• WHAT THE TASK ASKS:
Wherever the string "frac" appears in a line, extract that line.

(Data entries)
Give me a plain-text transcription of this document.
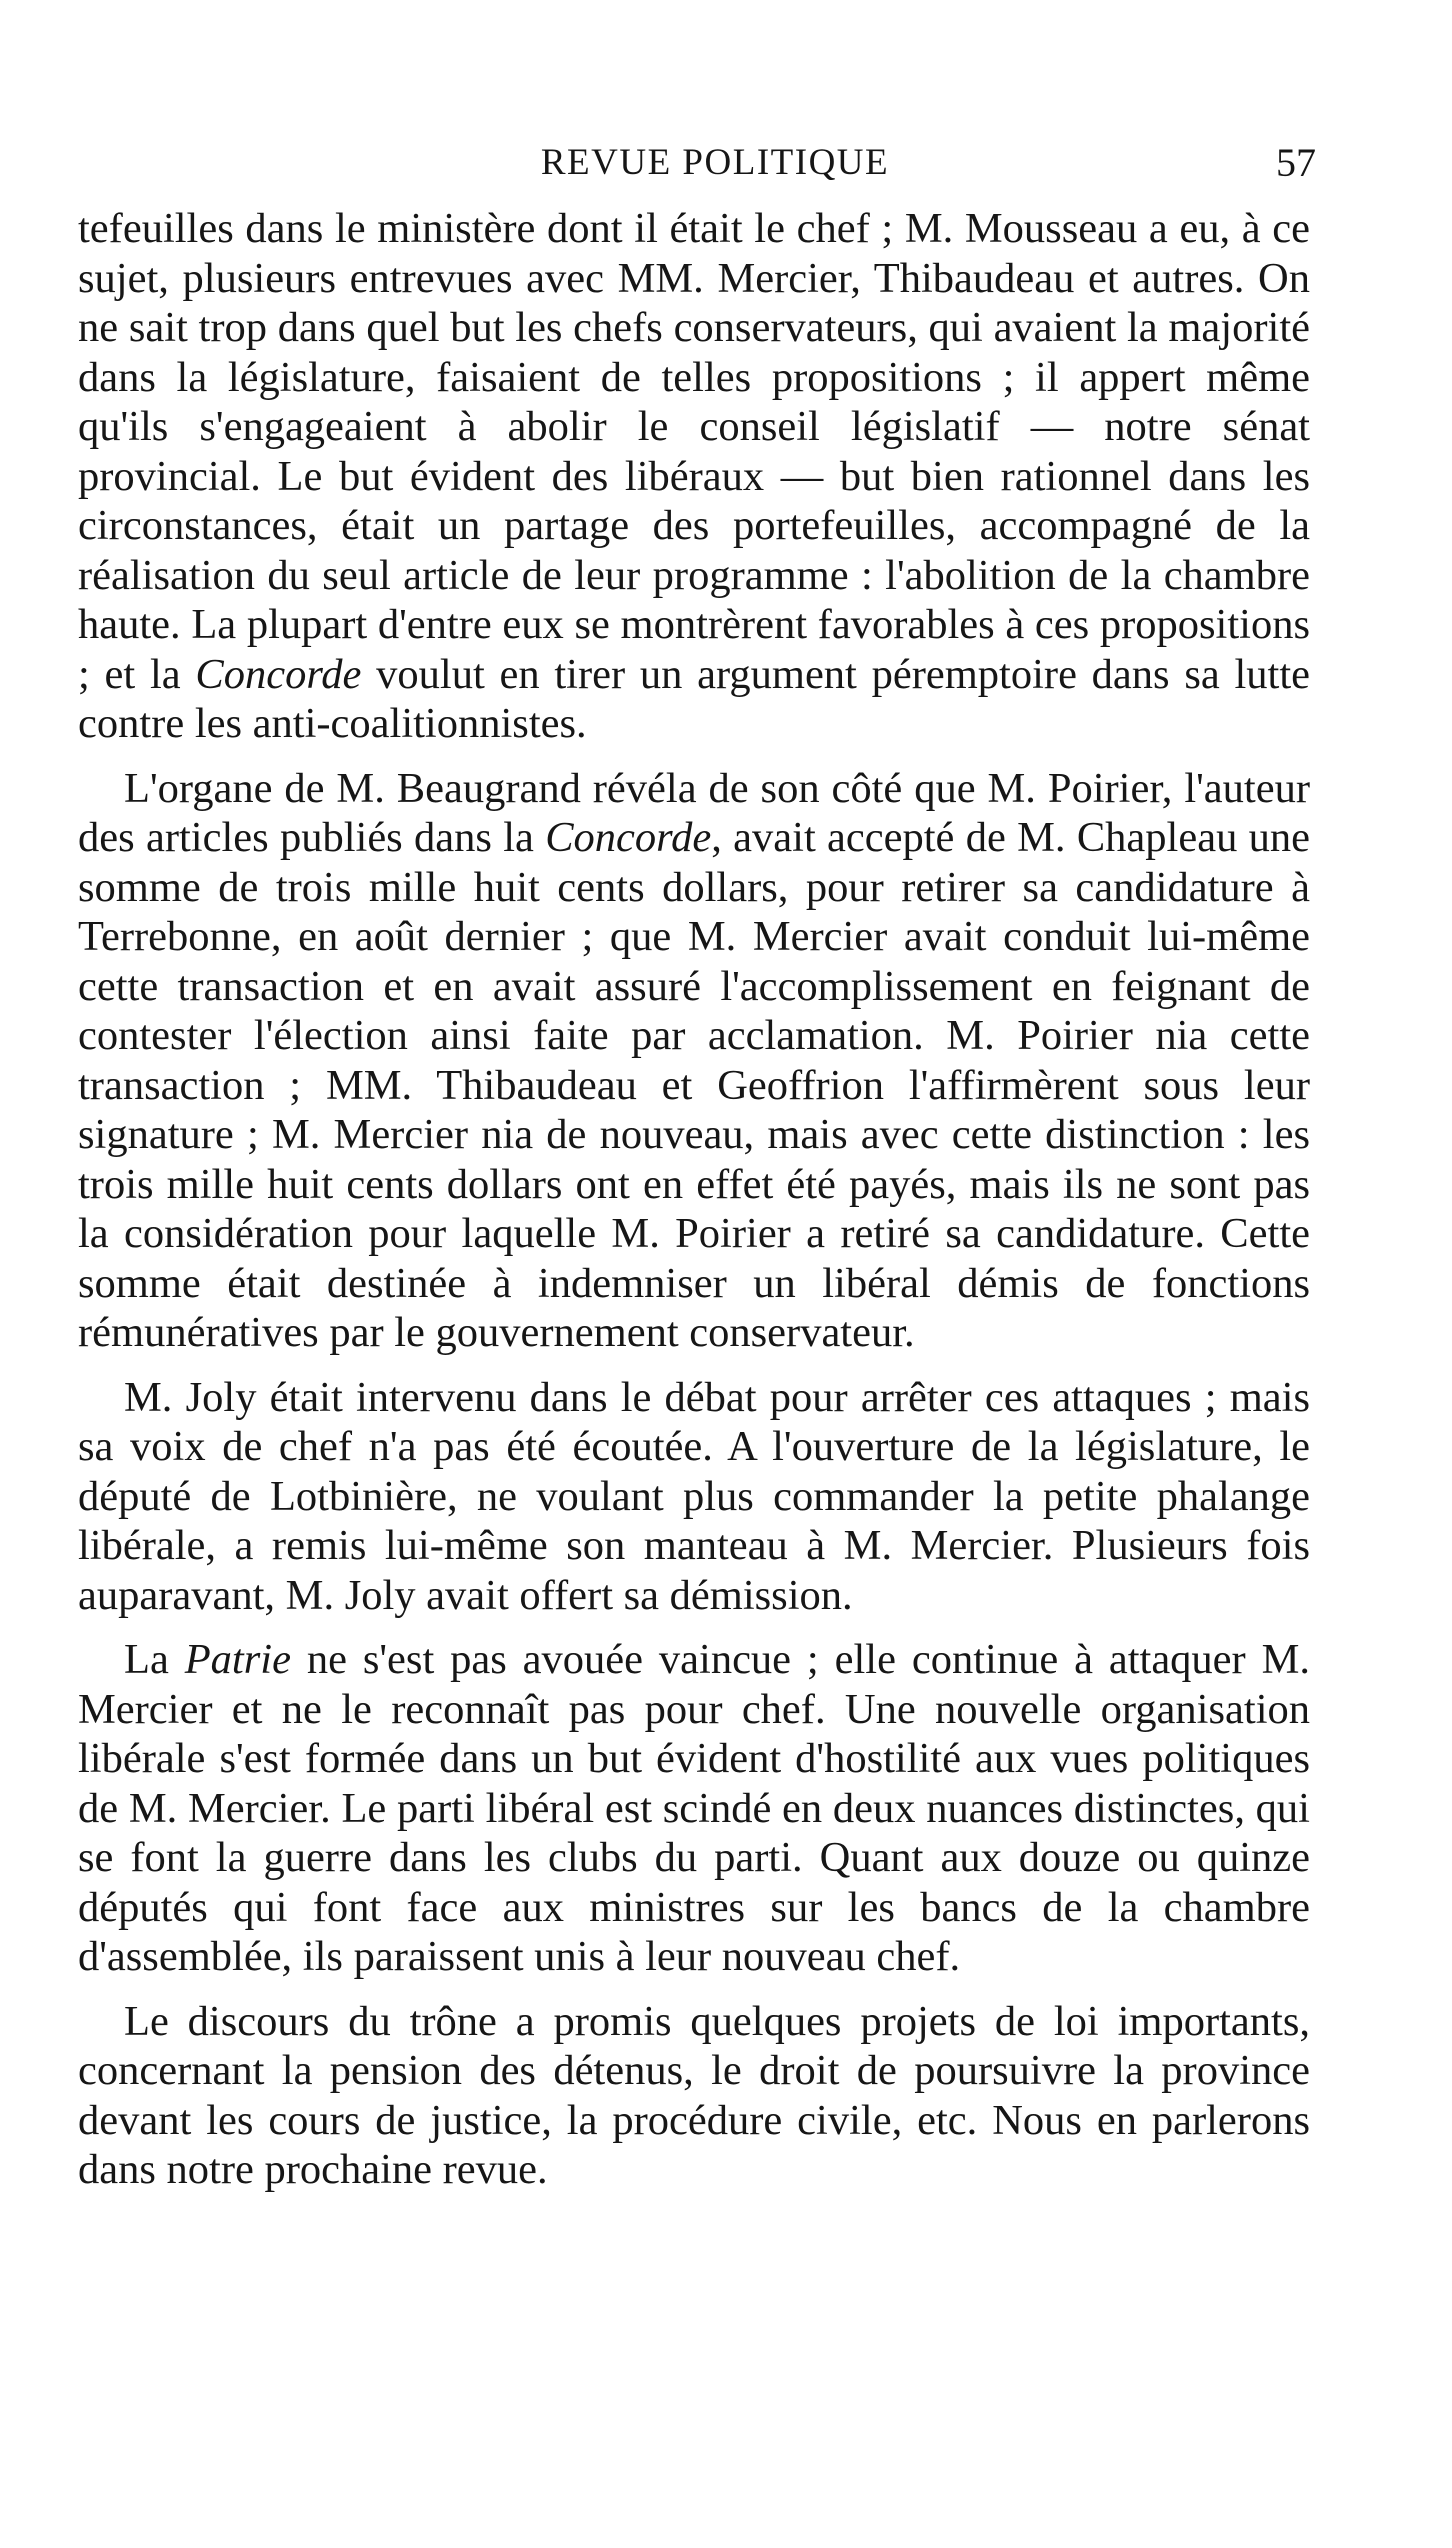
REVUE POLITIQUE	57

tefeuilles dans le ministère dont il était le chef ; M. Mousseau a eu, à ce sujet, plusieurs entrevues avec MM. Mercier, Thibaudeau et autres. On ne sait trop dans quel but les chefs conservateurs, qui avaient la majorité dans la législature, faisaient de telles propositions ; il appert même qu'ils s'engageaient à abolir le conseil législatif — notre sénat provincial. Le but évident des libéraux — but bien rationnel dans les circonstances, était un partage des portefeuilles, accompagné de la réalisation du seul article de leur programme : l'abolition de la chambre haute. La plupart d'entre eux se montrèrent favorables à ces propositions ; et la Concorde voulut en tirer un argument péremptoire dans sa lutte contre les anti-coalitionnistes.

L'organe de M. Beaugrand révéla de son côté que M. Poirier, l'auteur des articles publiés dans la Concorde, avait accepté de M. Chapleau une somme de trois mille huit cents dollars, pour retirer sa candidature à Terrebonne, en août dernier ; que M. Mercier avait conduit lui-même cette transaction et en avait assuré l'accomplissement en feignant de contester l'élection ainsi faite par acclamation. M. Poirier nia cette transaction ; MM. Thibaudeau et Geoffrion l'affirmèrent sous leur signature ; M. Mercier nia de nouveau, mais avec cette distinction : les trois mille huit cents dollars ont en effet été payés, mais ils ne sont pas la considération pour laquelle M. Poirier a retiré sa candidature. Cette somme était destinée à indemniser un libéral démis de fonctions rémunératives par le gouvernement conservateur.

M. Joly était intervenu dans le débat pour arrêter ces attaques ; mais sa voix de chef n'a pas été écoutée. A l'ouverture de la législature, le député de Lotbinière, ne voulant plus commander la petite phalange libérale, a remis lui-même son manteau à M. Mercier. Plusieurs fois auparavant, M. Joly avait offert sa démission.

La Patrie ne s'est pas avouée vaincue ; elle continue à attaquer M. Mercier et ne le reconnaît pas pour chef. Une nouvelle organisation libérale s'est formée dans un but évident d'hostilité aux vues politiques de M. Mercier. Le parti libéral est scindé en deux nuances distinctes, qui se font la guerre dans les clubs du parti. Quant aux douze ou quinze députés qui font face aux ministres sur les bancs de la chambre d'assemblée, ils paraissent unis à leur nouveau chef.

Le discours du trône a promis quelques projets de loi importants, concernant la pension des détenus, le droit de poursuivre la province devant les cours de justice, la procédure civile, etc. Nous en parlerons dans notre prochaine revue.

* * *

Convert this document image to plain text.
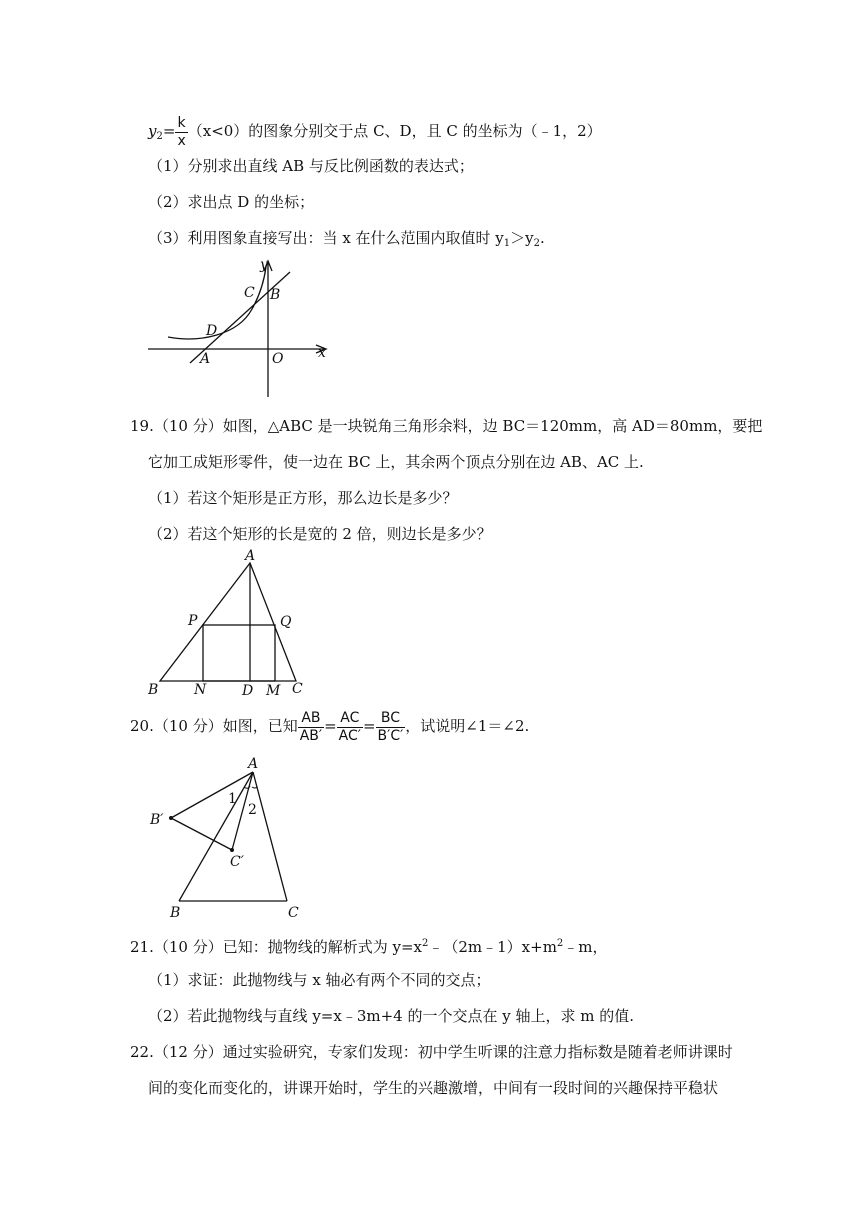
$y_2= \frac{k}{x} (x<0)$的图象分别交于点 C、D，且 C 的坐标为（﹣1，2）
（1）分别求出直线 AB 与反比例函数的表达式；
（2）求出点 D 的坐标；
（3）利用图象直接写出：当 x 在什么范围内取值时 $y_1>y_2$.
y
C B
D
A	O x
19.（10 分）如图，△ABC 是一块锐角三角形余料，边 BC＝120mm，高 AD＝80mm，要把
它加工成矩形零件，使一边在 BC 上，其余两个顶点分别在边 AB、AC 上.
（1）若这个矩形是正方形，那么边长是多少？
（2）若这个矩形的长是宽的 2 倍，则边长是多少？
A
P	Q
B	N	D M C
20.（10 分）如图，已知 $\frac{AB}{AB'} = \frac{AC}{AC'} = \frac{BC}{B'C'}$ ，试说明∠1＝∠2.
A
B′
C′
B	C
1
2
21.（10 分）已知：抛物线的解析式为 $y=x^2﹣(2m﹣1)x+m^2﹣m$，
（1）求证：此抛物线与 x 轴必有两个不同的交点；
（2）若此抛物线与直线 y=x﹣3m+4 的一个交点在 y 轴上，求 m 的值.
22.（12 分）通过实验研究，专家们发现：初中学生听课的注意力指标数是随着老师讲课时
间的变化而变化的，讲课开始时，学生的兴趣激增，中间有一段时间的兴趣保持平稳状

• RESPONSE BELOW:
$y_2= \frac{k}{x} (x<0)$的图象分别交于点 C、D，且 C 的坐标为（﹣1，2）
20.（10 分）如图，已知 $\frac{AB}{AB'} = \frac{AC}{AC'} = \frac{BC}{B'C'}$ ，试说明∠1＝∠2.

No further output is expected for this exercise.